--- Start of Source records ---

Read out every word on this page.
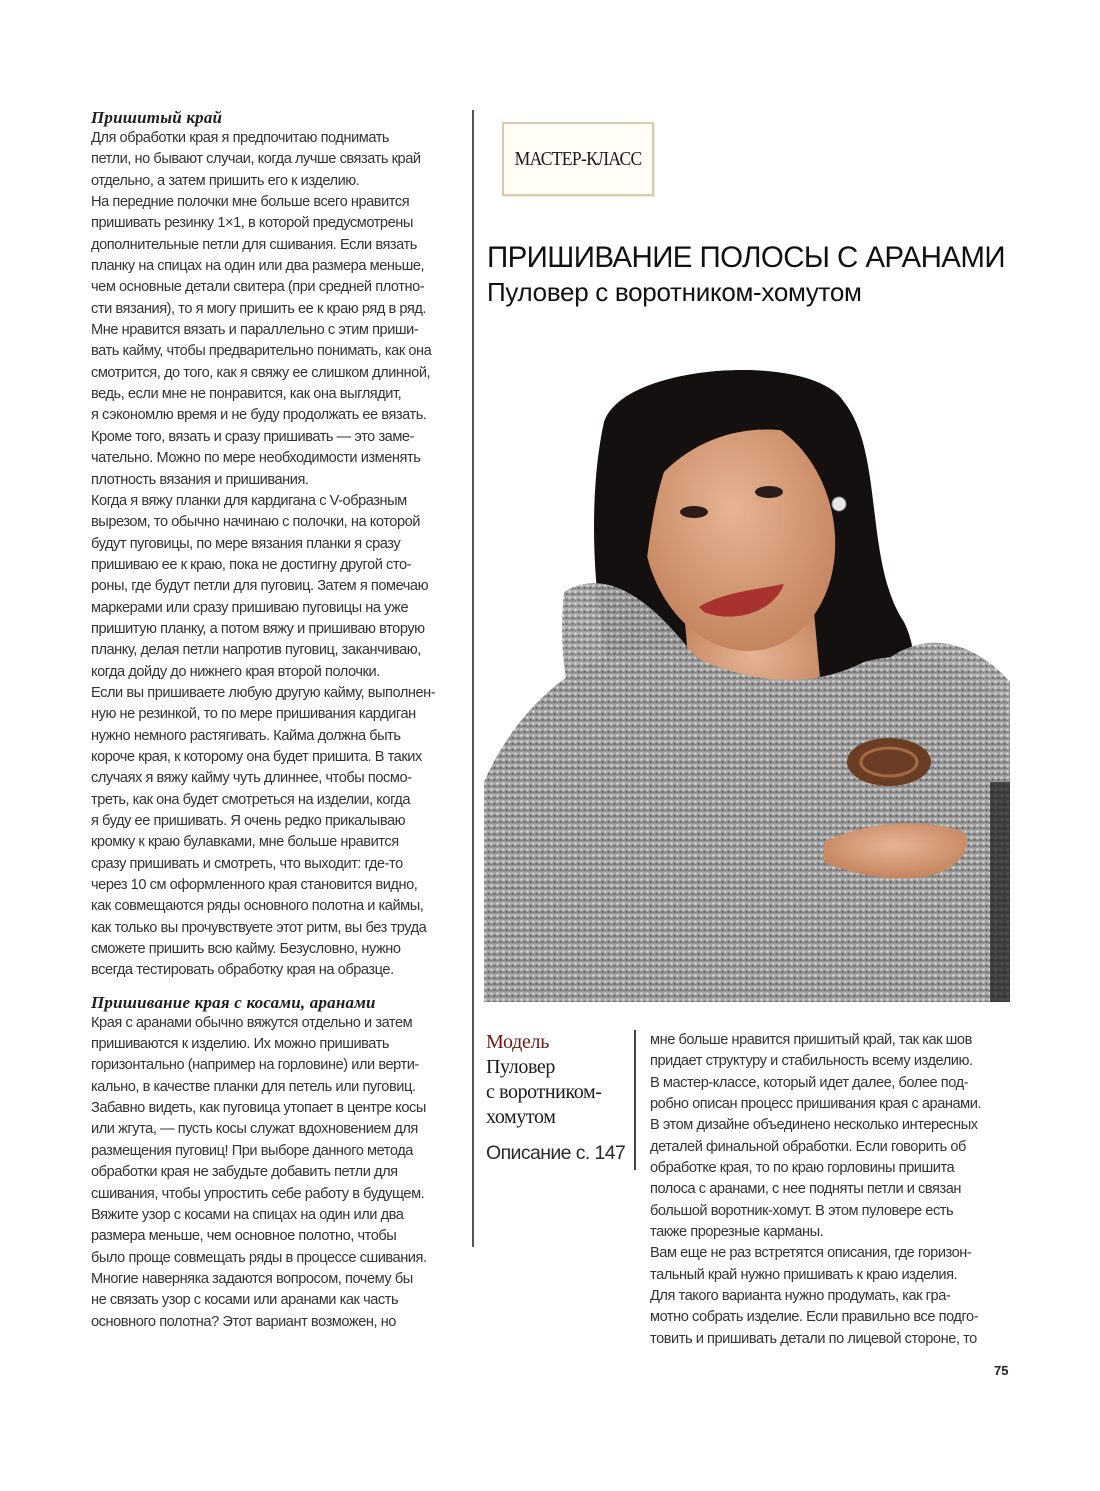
Пришитый край
Для обработки края я предпочитаю поднимать
петли, но бывают случаи, когда лучше связать край
отдельно, а затем пришить его к изделию.
На передние полочки мне больше всего нравится
пришивать резинку 1×1, в которой предусмотрены
дополнительные петли для сшивания. Если вязать
планку на спицах на один или два размера меньше,
чем основные детали свитера (при средней плотно-
сти вязания), то я могу пришить ее к краю ряд в ряд.
Мне нравится вязать и параллельно с этим приши-
вать кайму, чтобы предварительно понимать, как она
смотрится, до того, как я свяжу ее слишком длинной,
ведь, если мне не понравится, как она выглядит,
я сэкономлю время и не буду продолжать ее вязать.
Кроме того, вязать и сразу пришивать — это заме-
чательно. Можно по мере необходимости изменять
плотность вязания и пришивания.
Когда я вяжу планки для кардигана с V-образным
вырезом, то обычно начинаю с полочки, на которой
будут пуговицы, по мере вязания планки я сразу
пришиваю ее к краю, пока не достигну другой сто-
роны, где будут петли для пуговиц. Затем я помечаю
маркерами или сразу пришиваю пуговицы на уже
пришитую планку, а потом вяжу и пришиваю вторую
планку, делая петли напротив пуговиц, заканчиваю,
когда дойду до нижнего края второй полочки.
Если вы пришиваете любую другую кайму, выполнен-
ную не резинкой, то по мере пришивания кардиган
нужно немного растягивать. Кайма должна быть
короче края, к которому она будет пришита. В таких
случаях я вяжу кайму чуть длиннее, чтобы посмо-
треть, как она будет смотреться на изделии, когда
я буду ее пришивать. Я очень редко прикалываю
кромку к краю булавками, мне больше нравится
сразу пришивать и смотреть, что выходит: где-то
через 10 см оформленного края становится видно,
как совмещаются ряды основного полотна и каймы,
как только вы прочувствуете этот ритм, вы без труда
сможете пришить всю кайму. Безусловно, нужно
всегда тестировать обработку края на образце.
Пришивание края с косами, аранами
Края с аранами обычно вяжутся отдельно и затем
пришиваются к изделию. Их можно пришивать
горизонтально (например на горловине) или верти-
кально, в качестве планки для петель или пуговиц.
Забавно видеть, как пуговица утопает в центре косы
или жгута, — пусть косы служат вдохновением для
размещения пуговиц! При выборе данного метода
обработки края не забудьте добавить петли для
сшивания, чтобы упростить себе работу в будущем.
Вяжите узор с косами на спицах на один или два
размера меньше, чем основное полотно, чтобы
было проще совмещать ряды в процессе сшивания.
Многие наверняка задаются вопросом, почему бы
не связать узор с косами или аранами как часть
основного полотна? Этот вариант возможен, но
МАСТЕР-КЛАСС
ПРИШИВАНИЕ ПОЛОСЫ С АРАНАМИ
Пуловер с воротником-хомутом
Модель
Пуловер
с воротником-
хомутом
Описание с. 147
мне больше нравится пришитый край, так как шов
придает структуру и стабильность всему изделию.
В мастер-классе, который идет далее, более под-
робно описан процесс пришивания края с аранами.
В этом дизайне объединено несколько интересных
деталей финальной обработки. Если говорить об
обработке края, то по краю горловины пришита
полоса с аранами, с нее подняты петли и связан
большой воротник-хомут. В этом пуловере есть
также прорезные карманы.
Вам еще не раз встретятся описания, где горизон-
тальный край нужно пришивать к краю изделия.
Для такого варианта нужно продумать, как гра-
мотно собрать изделие. Если правильно все подго-
товить и пришивать детали по лицевой стороне, то
75
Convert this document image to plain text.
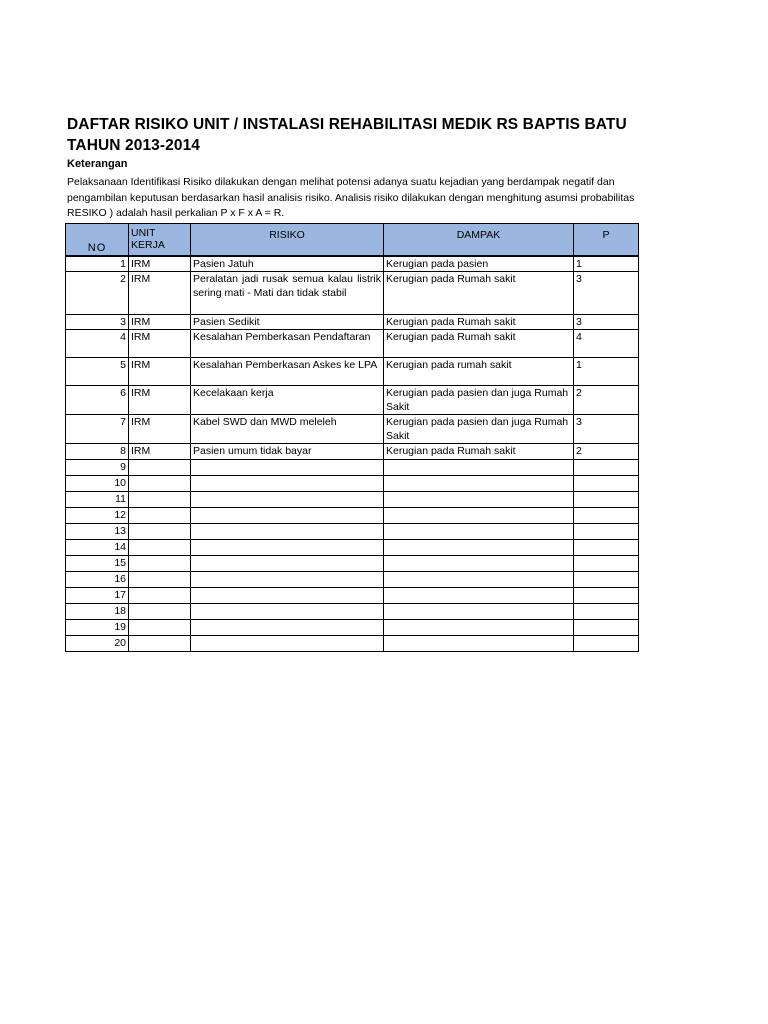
DAFTAR RISIKO UNIT / INSTALASI REHABILITASI MEDIK RS BAPTIS BATU
TAHUN 2013-2014
Keterangan
Pelaksanaan Identifikasi Risiko dilakukan dengan melihat potensi adanya suatu kejadian yang berdampak negatif dan
pengambilan keputusan berdasarkan hasil analisis risiko. Analisis risiko dilakukan dengan menghitung asumsi probabilitas
RESIKO ) adalah hasil perkalian P x F x A = R.
NO	UNIT KERJA	RISIKO	DAMPAK	P
1	IRM	Pasien Jatuh	Kerugian pada pasien	1
2	IRM	Peralatan jadi rusak semua kalau listrik sering mati - Mati dan tidak stabil	Kerugian pada Rumah sakit	3
3	IRM	Pasien Sedikit	Kerugian pada Rumah sakit	3
4	IRM	Kesalahan Pemberkasan Pendaftaran	Kerugian pada Rumah sakit	4
5	IRM	Kesalahan Pemberkasan Askes ke LPA	Kerugian pada rumah sakit	1
6	IRM	Kecelakaan kerja	Kerugian pada pasien dan juga Rumah Sakit	2
7	IRM	Kabel SWD dan MWD meleleh	Kerugian pada pasien dan juga Rumah Sakit	3
8	IRM	Pasien umum tidak bayar	Kerugian pada Rumah sakit	2
9				
10				
11				
12				
13				
14				
15				
16				
17				
18				
19				
20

--- End of Source records ---

| Exercise |
Each line containing "косами" counts once; state the total number of such lines and nothing else.

| Solution to this problem |
3